Exercise prompt:
Return each line holding the string "treatment".
■ ■ ■ ■ ■
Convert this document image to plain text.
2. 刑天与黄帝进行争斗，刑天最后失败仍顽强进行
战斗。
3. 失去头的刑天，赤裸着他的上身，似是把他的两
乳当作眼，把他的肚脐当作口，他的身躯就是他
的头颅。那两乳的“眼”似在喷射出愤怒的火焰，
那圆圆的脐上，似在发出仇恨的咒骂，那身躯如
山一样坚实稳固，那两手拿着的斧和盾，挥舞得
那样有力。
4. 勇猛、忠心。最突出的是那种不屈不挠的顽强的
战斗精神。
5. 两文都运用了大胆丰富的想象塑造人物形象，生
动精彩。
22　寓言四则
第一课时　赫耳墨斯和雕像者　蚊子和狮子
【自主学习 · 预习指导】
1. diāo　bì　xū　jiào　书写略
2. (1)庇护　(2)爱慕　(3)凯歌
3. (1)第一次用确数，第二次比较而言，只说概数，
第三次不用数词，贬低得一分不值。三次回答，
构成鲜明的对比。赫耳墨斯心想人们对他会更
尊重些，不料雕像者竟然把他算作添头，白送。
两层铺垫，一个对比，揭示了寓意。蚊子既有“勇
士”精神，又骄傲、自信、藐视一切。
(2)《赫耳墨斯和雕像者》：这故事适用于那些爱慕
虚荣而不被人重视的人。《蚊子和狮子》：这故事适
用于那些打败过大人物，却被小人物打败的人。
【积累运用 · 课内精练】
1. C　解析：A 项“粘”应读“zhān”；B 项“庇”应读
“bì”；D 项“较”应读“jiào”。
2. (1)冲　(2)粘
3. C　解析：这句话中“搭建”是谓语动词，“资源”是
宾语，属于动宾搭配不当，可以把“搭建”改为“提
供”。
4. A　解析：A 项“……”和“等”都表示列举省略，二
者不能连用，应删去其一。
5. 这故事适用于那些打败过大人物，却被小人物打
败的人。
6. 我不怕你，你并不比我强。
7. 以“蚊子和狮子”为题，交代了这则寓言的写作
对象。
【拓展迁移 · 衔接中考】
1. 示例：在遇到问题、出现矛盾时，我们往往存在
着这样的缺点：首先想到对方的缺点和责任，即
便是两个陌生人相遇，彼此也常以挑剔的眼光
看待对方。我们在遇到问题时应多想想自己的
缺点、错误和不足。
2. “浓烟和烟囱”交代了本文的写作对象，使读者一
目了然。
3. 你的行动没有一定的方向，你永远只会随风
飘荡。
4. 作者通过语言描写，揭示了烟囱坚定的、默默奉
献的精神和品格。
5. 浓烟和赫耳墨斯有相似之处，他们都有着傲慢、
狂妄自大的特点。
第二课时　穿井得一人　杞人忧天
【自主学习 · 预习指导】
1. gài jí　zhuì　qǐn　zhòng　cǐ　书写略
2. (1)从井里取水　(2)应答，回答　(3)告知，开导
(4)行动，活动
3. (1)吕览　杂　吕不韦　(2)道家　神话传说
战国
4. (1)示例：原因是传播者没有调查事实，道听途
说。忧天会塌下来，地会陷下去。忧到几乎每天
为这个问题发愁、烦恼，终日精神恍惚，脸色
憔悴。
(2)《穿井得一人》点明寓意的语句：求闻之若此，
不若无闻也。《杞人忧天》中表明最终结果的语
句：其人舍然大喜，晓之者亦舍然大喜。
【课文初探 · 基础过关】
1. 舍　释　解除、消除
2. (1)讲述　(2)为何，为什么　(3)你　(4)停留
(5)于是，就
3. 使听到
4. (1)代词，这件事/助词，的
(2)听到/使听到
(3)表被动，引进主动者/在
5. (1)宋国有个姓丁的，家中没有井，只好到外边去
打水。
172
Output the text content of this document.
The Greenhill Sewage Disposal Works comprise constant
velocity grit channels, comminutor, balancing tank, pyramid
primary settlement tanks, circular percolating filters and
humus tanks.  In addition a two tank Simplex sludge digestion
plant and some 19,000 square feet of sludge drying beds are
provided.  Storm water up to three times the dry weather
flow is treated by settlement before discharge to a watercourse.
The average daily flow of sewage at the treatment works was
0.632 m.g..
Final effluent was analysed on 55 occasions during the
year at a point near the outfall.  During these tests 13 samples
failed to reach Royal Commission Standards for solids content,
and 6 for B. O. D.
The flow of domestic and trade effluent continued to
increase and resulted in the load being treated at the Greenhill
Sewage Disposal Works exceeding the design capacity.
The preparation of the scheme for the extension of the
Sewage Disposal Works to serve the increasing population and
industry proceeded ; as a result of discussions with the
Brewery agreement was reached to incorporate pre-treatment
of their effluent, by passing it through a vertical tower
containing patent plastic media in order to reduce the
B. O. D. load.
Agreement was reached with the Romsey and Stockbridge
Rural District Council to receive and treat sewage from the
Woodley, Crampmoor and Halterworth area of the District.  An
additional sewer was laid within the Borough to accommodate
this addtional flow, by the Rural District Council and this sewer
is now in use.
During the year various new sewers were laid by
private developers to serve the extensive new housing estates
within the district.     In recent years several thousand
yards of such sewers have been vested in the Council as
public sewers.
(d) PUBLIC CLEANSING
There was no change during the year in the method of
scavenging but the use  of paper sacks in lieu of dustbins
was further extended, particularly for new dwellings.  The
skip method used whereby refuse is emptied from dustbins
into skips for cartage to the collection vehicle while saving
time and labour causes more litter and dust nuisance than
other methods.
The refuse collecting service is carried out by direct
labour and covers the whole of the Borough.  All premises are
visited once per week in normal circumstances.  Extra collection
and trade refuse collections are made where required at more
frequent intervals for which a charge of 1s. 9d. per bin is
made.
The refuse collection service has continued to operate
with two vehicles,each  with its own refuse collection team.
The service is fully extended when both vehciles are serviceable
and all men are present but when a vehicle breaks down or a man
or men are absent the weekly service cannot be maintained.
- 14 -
■ ■ ■ ■ ■
Reply:
The average daily flow of sewage at the treatment works was
Brewery agreement was reached to incorporate pre-treatment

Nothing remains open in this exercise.